##### DATASET CONTENT

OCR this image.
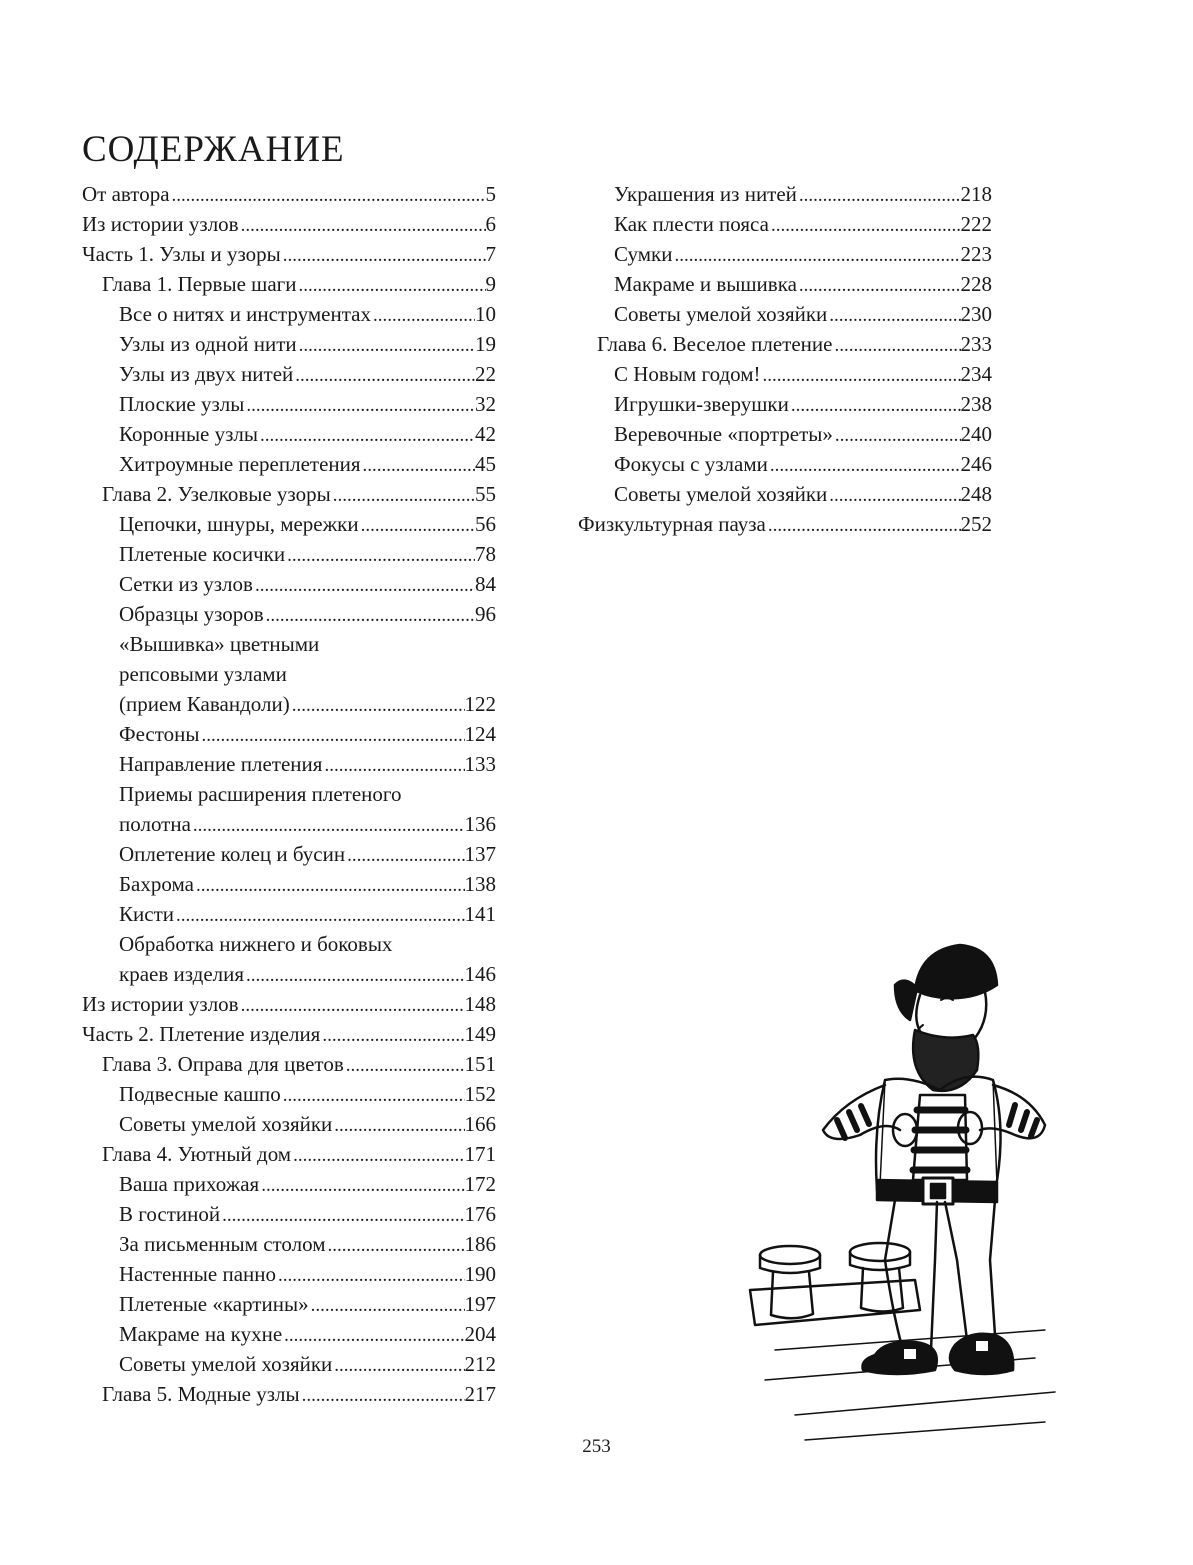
СОДЕРЖАНИЕ
От автора .....	5
Из истории узлов .....	6
Часть 1. Узлы и узоры .....	7
Глава 1. Первые шаги .....	9
Все о нитях и инструментах .....	10
Узлы из одной нити .....	19
Узлы из двух нитей .....	22
Плоские узлы .....	32
Коронные узлы .....	42
Хитроумные переплетения .....	45
Глава 2. Узелковые узоры .....	55
Цепочки, шнуры, мережки .....	56
Плетеные косички .....	78
Сетки из узлов .....	84
Образцы узоров .....	96
«Вышивка» цветными
репсовыми узлами
(прием Кавандоли) .....	122
Фестоны .....	124
Направление плетения .....	133
Приемы расширения плетеного
полотна .....	136
Оплетение колец и бусин .....	137
Бахрома .....	138
Кисти .....	141
Обработка нижнего и боковых
краев изделия .....	146
Из истории узлов .....	148
Часть 2. Плетение изделия .....	149
Глава 3. Оправа для цветов .....	151
Подвесные кашпо .....	152
Советы умелой хозяйки .....	166
Глава 4. Уютный дом .....	171
Ваша прихожая .....	172
В гостиной .....	176
За письменным столом .....	186
Настенные панно .....	190
Плетеные «картины» .....	197
Макраме на кухне .....	204
Советы умелой хозяйки .....	212
Глава 5. Модные узлы .....	217
Украшения из нитей .....	218
Как плести пояса .....	222
Сумки .....	223
Макраме и вышивка .....	228
Советы умелой хозяйки .....	230
Глава 6. Веселое плетение .....	233
С Новым годом! .....	234
Игрушки-зверушки .....	238
Веревочные «портреты» .....	240
Фокусы с узлами .....	246
Советы умелой хозяйки .....	248
Физкультурная пауза .....	252
253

##########

◆ **TO BE DONE**
Among the lines above, determine how many hold the word "узлов"; report the figure alone.

◆ **RESULT OF THE TASK**
3